Stored records:
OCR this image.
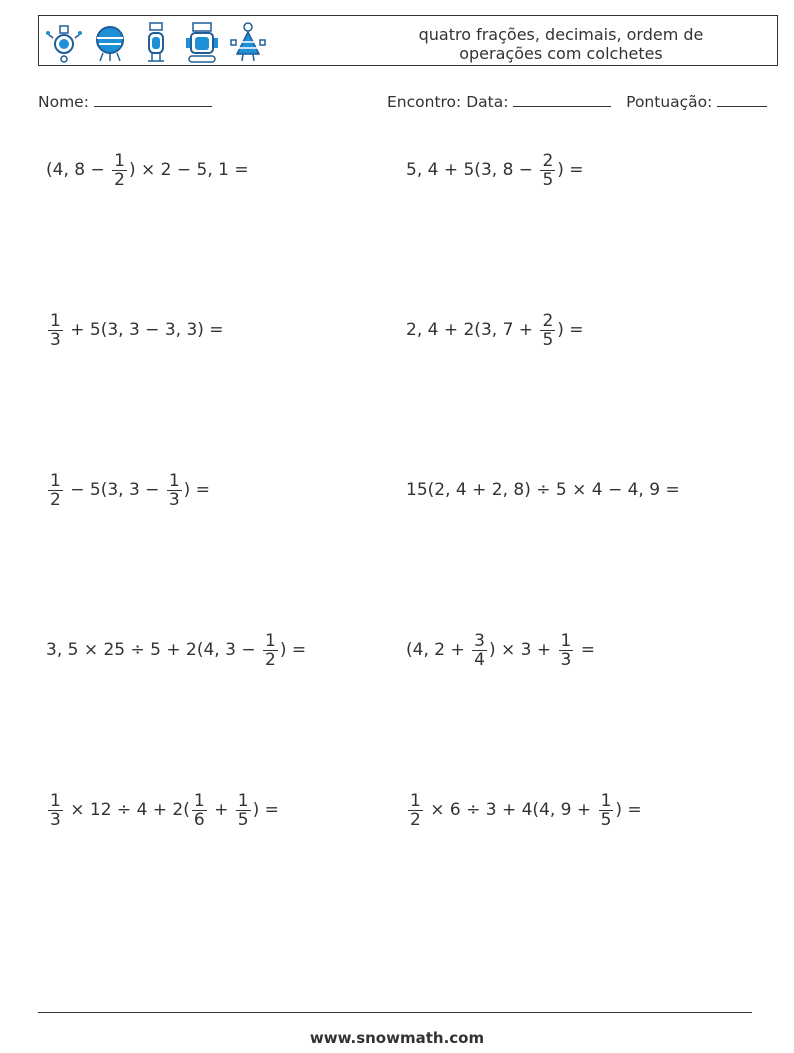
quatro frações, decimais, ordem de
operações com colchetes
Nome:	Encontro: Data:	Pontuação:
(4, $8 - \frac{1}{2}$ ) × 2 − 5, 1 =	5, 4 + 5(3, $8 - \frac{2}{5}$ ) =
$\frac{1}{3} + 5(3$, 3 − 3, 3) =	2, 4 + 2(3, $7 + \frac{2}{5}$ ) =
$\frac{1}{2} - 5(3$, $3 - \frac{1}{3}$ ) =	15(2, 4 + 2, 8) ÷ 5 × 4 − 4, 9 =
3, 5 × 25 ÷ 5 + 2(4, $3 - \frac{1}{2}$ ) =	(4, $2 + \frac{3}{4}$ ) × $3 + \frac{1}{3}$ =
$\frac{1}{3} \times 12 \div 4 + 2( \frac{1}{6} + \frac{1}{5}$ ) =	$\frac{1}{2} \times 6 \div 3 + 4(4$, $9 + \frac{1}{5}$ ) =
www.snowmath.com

--

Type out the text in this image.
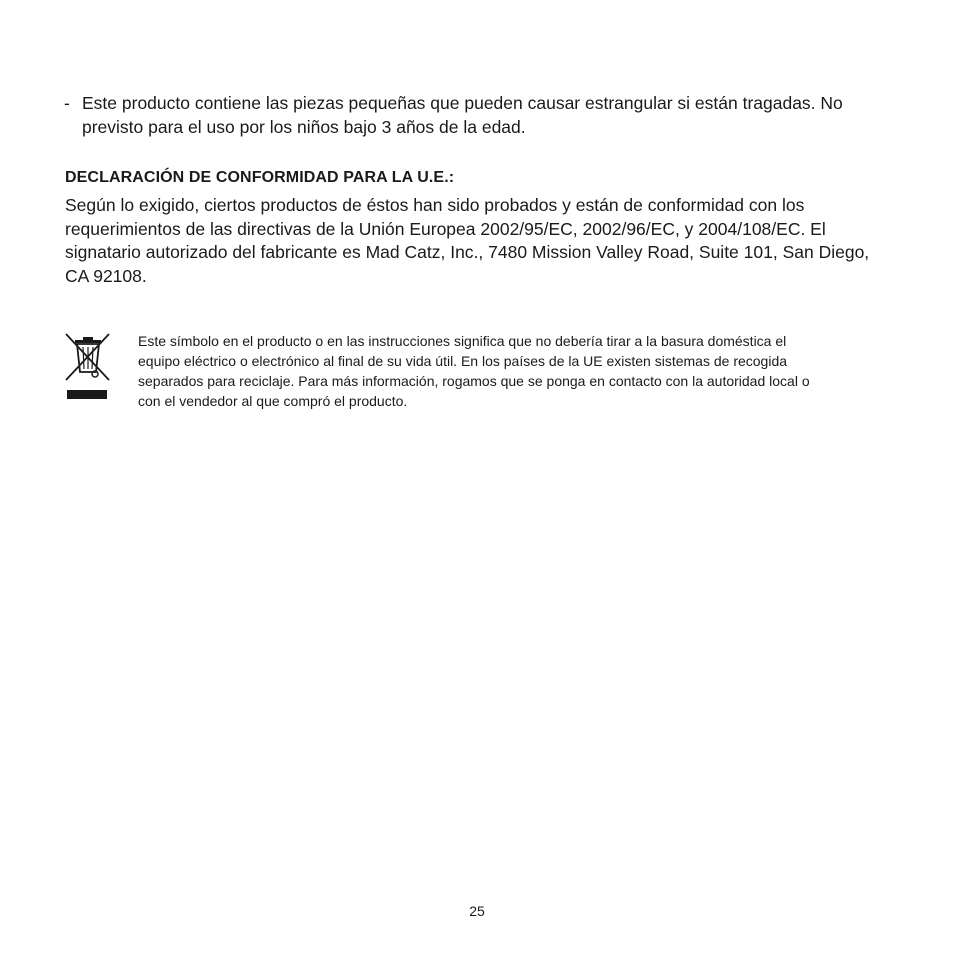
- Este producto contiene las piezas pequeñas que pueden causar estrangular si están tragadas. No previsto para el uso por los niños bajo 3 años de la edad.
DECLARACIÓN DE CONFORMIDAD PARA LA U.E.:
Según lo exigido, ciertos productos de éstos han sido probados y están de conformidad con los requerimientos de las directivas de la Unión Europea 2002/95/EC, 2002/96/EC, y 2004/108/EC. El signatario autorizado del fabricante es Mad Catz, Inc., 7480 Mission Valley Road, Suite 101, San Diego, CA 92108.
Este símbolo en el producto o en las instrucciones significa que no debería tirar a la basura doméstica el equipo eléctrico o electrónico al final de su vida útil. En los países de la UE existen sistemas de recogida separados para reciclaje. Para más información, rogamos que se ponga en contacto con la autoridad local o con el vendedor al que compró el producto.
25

==

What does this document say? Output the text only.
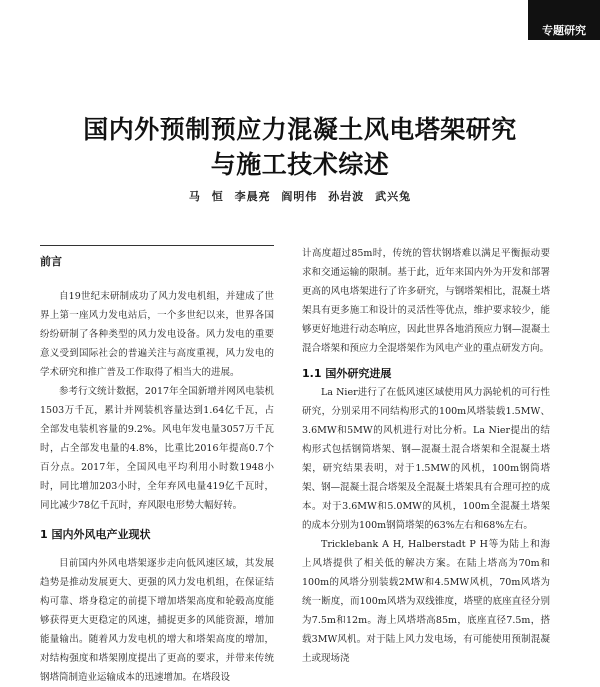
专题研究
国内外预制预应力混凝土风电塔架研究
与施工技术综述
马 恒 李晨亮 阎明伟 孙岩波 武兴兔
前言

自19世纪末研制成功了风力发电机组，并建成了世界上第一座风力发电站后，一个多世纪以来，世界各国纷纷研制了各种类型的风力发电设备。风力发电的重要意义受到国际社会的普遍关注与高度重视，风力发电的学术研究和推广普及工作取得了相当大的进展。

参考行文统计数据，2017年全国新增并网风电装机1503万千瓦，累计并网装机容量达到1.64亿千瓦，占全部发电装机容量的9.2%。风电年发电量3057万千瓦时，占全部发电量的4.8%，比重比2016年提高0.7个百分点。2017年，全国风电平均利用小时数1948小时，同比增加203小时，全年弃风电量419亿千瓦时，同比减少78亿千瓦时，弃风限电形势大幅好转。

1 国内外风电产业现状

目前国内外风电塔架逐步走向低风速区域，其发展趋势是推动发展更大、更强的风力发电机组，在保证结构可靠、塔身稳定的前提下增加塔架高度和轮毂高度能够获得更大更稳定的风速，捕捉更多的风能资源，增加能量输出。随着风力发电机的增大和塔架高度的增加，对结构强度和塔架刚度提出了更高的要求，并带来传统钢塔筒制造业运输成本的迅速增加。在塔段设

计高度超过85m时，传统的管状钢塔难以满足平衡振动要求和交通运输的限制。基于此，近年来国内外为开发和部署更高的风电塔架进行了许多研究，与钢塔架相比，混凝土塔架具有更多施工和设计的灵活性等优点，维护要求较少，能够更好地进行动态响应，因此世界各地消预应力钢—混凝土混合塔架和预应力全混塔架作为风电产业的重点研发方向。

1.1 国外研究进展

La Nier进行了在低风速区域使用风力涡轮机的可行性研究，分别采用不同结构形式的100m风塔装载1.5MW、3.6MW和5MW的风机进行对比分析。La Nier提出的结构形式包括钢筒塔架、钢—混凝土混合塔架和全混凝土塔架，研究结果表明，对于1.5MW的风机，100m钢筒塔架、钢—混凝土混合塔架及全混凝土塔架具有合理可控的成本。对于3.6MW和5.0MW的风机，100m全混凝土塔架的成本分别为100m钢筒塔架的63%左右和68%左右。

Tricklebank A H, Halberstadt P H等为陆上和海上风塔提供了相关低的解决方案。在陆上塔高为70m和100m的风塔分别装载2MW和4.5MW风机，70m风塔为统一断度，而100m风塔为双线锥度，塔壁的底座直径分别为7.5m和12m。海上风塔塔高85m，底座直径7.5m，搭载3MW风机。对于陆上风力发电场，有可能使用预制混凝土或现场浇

WHAT THE TASK REQUIRES:
Go through the preceding material and copy each line that has the word "this".

RESULT BELOW:
OCR this image.
Type out the text in this image.
What does this document say? Output the text only.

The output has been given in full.